PROBLEM REQUIREMENTS: In the records that follow, locate every line with "участки" and extract it.
## start SUPPLIED ENTRIES
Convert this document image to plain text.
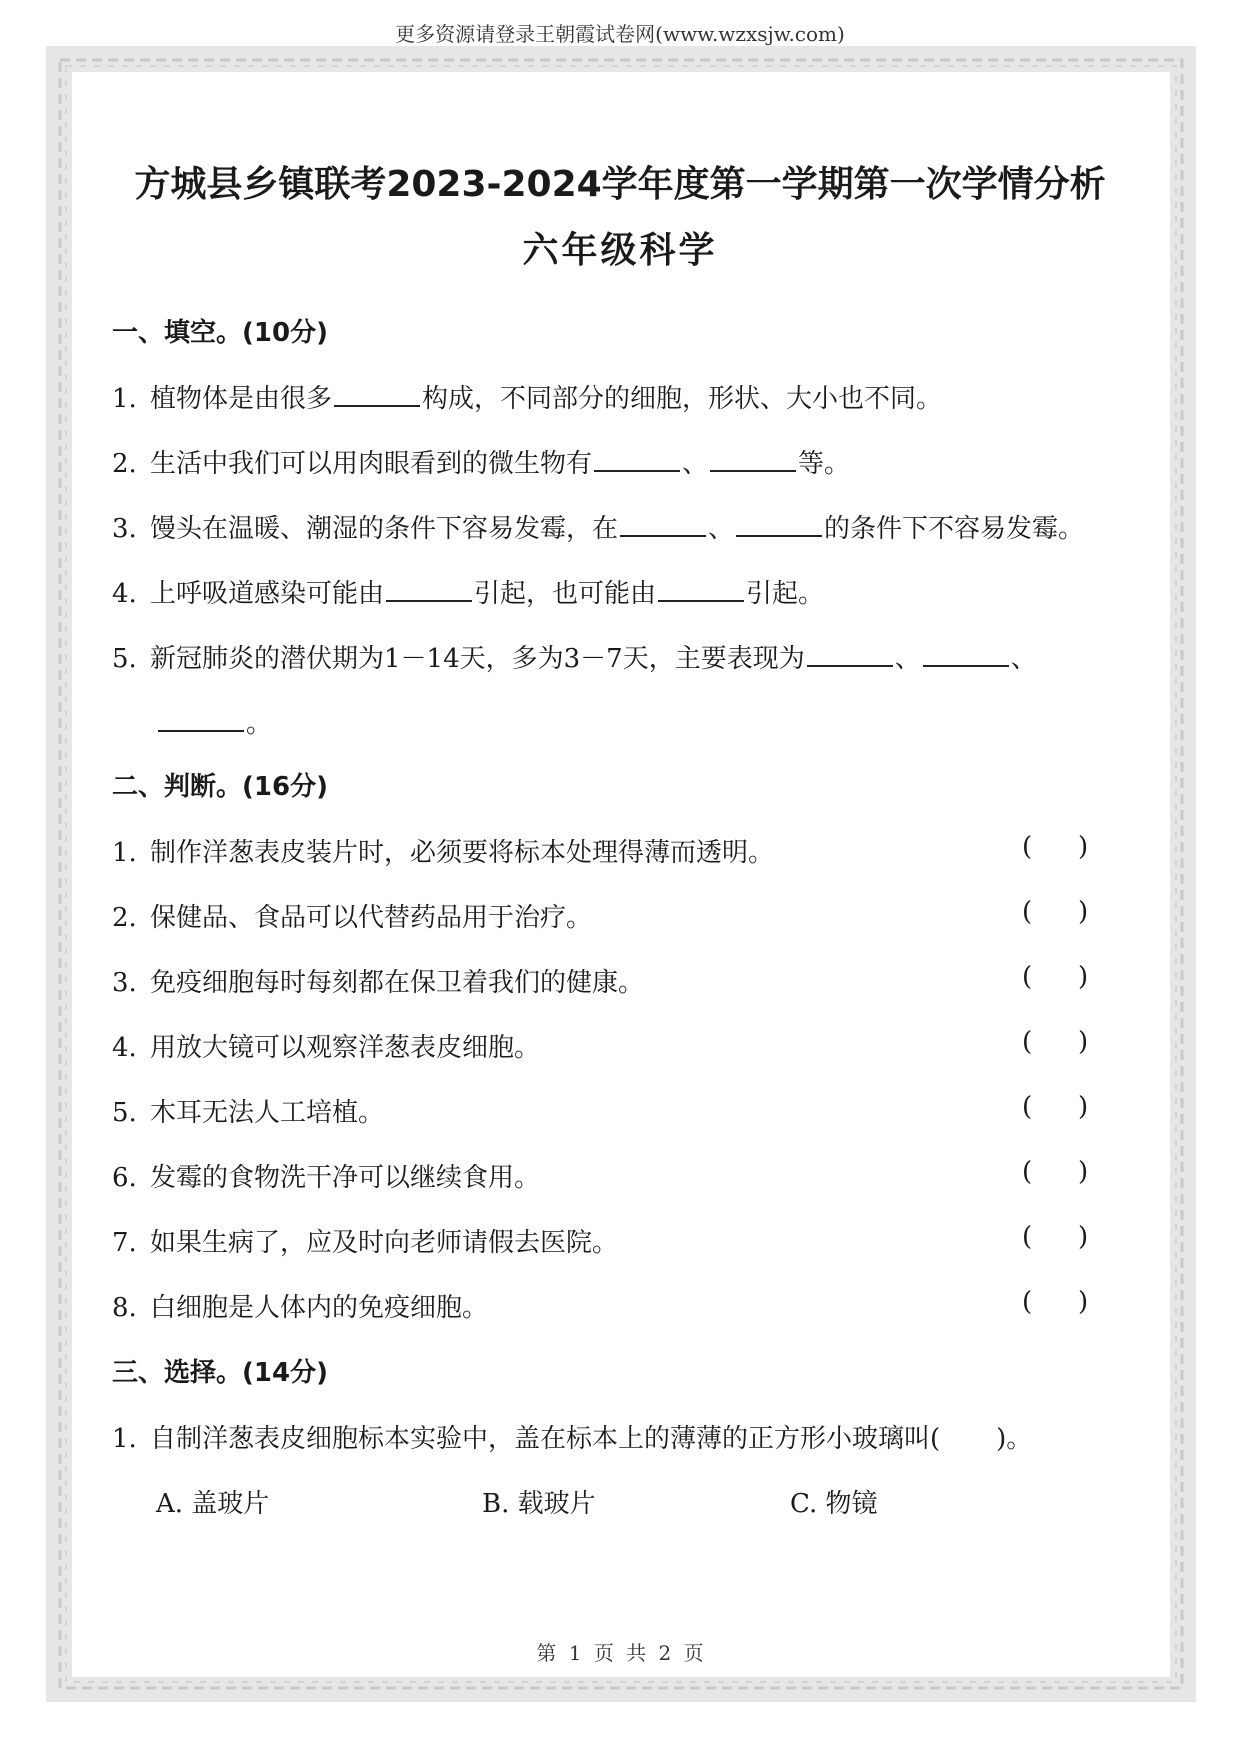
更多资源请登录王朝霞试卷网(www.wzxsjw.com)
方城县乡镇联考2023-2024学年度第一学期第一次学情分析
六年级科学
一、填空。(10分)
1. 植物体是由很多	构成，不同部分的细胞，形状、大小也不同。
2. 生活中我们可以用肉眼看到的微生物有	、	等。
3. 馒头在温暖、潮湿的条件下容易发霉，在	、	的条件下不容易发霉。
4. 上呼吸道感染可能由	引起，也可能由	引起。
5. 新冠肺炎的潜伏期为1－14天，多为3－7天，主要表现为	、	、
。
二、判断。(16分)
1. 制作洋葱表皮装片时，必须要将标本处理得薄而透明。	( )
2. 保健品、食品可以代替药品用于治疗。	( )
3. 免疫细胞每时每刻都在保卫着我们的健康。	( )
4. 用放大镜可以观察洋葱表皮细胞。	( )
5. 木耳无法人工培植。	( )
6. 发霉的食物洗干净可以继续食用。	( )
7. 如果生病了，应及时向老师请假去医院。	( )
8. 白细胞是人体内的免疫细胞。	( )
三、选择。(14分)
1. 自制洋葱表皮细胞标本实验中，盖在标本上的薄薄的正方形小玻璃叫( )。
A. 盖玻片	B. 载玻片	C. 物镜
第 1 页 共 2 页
## end SUPPLIED ENTRIES
## start SUPPLIED ENTRIES
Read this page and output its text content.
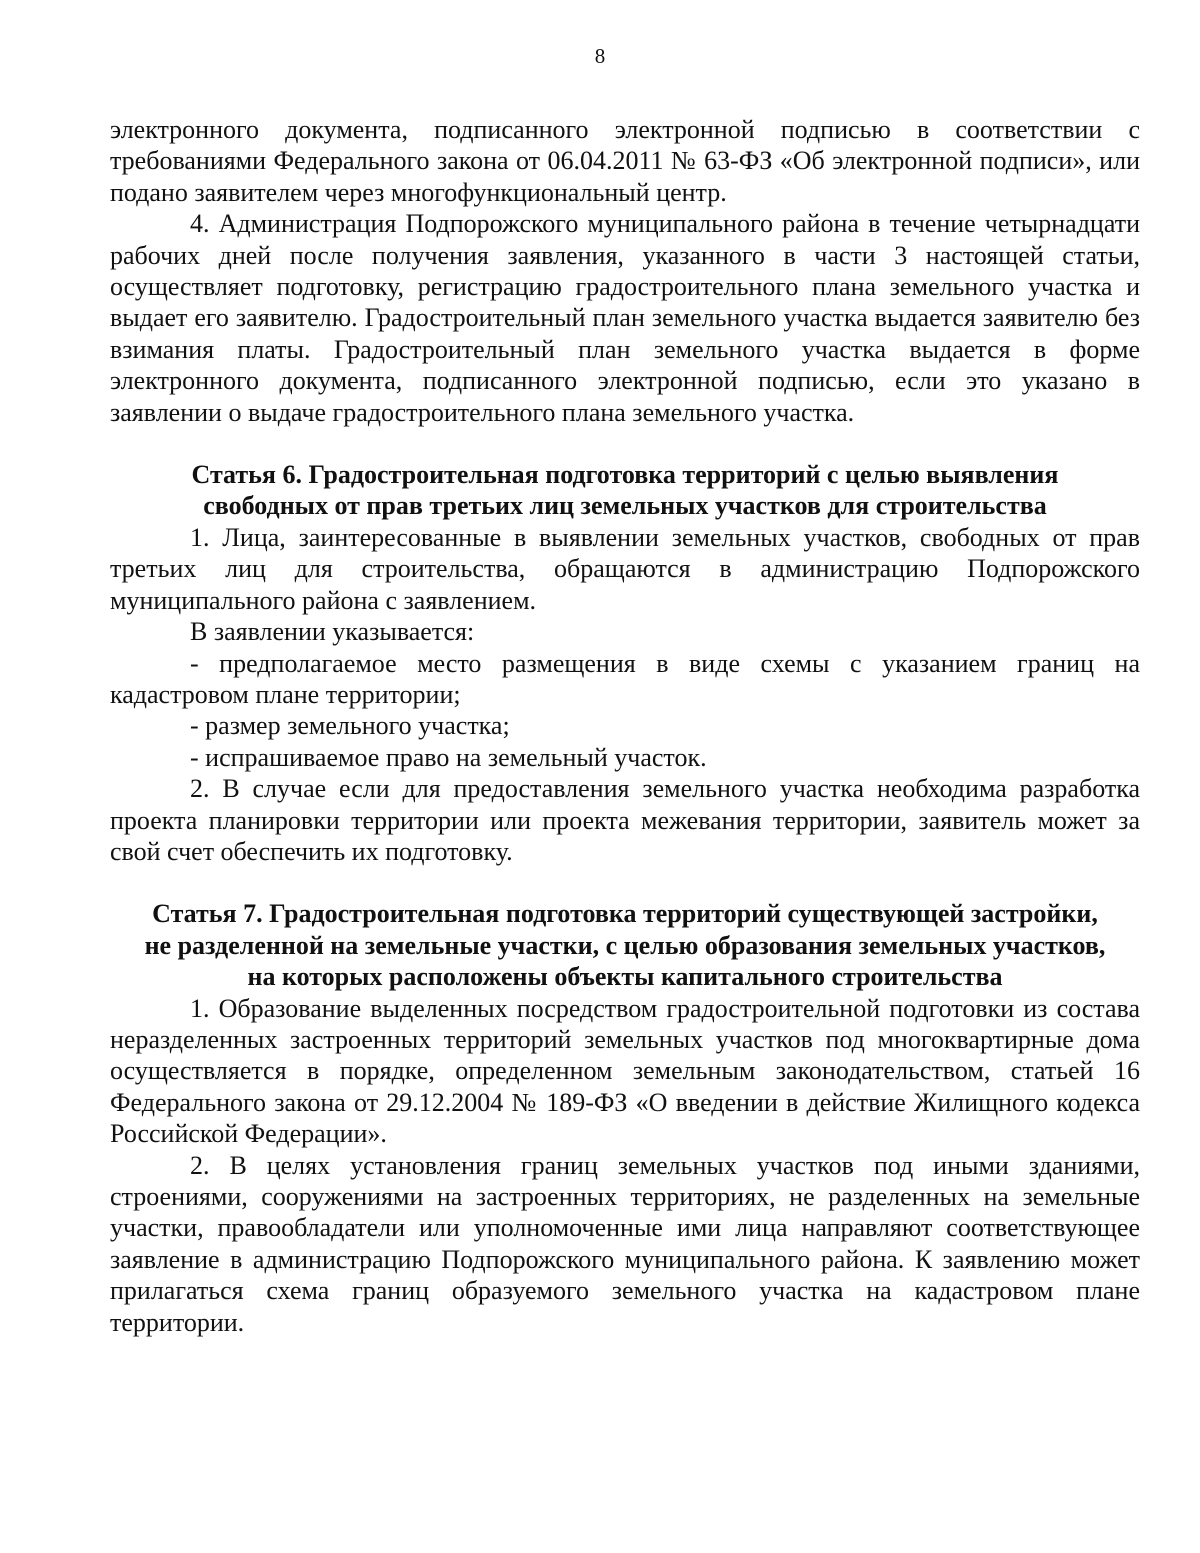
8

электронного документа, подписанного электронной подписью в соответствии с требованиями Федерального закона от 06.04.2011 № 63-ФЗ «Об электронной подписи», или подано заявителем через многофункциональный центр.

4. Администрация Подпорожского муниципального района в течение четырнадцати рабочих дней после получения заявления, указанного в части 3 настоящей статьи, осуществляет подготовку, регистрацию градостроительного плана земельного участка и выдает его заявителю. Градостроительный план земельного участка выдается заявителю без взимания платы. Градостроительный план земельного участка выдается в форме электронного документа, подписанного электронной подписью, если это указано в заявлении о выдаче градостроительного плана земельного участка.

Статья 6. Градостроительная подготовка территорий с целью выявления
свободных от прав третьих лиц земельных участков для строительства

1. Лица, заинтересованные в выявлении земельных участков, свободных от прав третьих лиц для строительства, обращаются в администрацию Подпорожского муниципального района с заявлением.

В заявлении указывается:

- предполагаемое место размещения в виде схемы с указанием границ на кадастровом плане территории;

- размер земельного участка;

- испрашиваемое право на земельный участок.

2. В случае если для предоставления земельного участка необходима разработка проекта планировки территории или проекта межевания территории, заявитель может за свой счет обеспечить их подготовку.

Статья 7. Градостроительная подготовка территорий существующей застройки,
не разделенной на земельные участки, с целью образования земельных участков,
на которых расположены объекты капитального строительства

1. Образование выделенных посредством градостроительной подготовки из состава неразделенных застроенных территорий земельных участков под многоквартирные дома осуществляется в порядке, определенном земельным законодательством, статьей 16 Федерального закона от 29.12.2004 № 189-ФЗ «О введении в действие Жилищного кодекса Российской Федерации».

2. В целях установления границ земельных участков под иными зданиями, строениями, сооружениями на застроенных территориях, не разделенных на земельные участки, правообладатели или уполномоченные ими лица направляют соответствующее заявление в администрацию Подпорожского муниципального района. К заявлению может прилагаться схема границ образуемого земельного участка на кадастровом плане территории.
## end SUPPLIED ENTRIES
ANSWER IN FULL:
не разделенной на земельные участки, с целью образования земельных участков,
2. В целях установления границ земельных участков под иными зданиями, строениями, сооружениями на застроенных территориях, не разделенных на земельные участки, правообладатели или уполномоченные ими лица направляют соответствующее заявление в администрацию Подпорожского муниципального района. К заявлению может прилагаться схема границ образуемого земельного участка на кадастровом плане территории.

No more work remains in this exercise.